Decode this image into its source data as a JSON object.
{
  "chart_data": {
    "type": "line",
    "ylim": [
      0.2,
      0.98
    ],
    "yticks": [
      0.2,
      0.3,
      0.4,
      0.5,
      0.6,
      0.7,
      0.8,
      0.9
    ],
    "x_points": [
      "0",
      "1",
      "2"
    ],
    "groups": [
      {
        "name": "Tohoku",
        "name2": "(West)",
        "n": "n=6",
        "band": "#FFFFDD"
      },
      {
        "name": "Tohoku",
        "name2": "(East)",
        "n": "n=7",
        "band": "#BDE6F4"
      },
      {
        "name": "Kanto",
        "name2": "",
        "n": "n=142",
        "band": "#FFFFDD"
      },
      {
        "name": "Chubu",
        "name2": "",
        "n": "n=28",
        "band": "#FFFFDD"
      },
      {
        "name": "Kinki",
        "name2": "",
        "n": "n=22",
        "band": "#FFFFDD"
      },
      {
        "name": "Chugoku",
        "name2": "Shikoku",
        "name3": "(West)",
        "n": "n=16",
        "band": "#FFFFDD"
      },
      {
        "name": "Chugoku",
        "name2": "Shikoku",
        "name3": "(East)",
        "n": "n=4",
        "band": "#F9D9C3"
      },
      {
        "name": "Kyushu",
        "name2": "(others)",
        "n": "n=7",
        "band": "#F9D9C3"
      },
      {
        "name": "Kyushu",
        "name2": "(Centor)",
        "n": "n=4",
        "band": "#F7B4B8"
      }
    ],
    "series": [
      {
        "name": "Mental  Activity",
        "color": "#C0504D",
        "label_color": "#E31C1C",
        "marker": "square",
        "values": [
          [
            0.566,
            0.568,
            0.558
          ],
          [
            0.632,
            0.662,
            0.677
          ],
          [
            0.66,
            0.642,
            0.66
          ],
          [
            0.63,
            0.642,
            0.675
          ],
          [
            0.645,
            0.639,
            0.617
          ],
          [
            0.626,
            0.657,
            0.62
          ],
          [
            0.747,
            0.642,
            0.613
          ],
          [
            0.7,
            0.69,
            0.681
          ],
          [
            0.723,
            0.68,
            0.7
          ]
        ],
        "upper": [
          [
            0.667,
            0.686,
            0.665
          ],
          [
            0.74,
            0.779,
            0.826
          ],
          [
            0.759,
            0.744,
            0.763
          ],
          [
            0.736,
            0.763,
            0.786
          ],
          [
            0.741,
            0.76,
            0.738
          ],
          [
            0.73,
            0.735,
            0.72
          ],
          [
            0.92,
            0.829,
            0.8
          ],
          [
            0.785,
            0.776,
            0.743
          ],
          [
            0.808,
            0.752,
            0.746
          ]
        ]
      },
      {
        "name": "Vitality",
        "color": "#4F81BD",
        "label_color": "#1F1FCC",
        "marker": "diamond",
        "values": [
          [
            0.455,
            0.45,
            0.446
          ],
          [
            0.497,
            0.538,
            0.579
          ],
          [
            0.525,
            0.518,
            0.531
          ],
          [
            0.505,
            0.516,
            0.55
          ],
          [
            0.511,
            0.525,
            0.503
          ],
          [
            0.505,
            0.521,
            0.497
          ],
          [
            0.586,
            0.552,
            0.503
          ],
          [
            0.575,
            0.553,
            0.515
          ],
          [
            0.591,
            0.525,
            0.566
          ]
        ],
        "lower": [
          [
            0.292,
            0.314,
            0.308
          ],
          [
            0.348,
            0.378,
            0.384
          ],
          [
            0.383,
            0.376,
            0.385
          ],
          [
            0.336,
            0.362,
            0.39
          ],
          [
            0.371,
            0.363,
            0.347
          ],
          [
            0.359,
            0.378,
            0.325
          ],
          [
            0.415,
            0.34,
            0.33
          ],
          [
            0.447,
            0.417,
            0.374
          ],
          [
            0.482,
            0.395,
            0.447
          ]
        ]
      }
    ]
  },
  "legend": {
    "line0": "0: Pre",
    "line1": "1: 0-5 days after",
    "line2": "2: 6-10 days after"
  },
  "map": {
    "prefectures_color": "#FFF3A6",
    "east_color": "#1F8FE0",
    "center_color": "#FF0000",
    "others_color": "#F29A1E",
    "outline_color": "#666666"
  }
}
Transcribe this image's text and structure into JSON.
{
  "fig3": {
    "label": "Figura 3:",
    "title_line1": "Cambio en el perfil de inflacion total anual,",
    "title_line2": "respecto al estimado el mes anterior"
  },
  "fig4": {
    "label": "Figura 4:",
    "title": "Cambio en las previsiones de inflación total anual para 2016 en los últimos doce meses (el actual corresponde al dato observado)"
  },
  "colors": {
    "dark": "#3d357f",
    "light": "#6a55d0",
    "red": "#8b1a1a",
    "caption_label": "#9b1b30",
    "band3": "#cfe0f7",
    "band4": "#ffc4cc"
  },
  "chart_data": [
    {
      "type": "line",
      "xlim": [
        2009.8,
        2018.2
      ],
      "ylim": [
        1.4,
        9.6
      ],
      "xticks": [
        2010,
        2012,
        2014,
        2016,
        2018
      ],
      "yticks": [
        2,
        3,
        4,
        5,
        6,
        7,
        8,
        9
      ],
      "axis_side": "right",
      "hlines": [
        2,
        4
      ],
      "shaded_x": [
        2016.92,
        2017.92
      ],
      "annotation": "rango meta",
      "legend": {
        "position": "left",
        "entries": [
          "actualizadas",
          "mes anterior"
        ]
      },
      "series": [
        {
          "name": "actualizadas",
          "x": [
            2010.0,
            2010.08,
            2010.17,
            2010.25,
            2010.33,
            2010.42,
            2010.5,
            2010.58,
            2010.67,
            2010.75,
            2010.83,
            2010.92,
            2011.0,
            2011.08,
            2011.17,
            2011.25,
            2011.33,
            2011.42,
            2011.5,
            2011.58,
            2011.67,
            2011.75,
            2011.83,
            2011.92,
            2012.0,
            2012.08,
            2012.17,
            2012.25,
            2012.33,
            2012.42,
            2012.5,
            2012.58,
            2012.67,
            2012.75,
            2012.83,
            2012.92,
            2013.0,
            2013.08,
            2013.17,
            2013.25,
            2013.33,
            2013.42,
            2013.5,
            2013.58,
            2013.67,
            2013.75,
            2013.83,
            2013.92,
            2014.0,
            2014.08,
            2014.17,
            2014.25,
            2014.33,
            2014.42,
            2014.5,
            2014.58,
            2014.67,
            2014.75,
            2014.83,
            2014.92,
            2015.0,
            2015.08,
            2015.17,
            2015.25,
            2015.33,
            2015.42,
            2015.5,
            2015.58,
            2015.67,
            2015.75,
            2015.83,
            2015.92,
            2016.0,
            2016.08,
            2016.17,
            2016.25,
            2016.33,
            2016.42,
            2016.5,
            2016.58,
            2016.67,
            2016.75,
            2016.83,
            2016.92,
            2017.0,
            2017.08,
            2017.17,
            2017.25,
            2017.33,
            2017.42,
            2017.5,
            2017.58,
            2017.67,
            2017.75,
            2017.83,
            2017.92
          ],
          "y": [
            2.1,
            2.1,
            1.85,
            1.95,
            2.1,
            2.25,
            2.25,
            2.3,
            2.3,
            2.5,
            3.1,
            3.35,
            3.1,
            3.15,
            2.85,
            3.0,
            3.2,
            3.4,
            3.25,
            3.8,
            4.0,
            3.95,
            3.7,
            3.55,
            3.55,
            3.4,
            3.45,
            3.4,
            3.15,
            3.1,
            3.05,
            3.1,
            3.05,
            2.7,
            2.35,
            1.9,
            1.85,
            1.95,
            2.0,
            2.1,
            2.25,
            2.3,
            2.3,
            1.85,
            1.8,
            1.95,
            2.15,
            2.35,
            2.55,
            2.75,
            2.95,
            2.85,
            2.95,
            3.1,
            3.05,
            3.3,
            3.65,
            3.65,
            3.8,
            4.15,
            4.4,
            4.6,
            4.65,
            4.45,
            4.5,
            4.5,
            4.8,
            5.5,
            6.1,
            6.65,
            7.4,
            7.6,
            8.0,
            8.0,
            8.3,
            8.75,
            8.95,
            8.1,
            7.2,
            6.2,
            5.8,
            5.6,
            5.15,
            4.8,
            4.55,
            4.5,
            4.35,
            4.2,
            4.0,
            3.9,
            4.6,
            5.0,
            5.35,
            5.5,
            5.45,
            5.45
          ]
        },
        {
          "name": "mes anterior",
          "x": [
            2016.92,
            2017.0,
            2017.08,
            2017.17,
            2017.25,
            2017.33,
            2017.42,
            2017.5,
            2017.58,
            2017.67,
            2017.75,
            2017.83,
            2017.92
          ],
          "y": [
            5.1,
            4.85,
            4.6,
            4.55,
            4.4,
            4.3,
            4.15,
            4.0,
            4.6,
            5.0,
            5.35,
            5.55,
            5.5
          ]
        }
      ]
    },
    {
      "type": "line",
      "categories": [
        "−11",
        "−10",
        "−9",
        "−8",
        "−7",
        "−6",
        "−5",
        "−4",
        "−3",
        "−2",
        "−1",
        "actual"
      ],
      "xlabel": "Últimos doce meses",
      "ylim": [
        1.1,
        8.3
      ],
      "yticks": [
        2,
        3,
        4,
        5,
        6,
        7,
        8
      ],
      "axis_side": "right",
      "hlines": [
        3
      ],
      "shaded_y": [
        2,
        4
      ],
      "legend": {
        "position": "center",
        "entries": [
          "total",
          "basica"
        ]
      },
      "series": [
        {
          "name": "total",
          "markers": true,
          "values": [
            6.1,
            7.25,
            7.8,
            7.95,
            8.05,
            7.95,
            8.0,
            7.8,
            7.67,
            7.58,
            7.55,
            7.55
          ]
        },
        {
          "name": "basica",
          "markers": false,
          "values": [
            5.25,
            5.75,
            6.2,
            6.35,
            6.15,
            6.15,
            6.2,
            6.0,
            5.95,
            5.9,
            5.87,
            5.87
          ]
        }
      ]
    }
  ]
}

(Task instructions) Within the data above, pick out all lines holding the word "total".

(Solution)
    "title_line1": "Cambio en el perfil de inflacion total anual,",
    "title": "Cambio en las previsiones de inflación total anual para 2016 en los últimos doce meses (el actual corresponde al dato observado)"
          "total",
          "name": "total",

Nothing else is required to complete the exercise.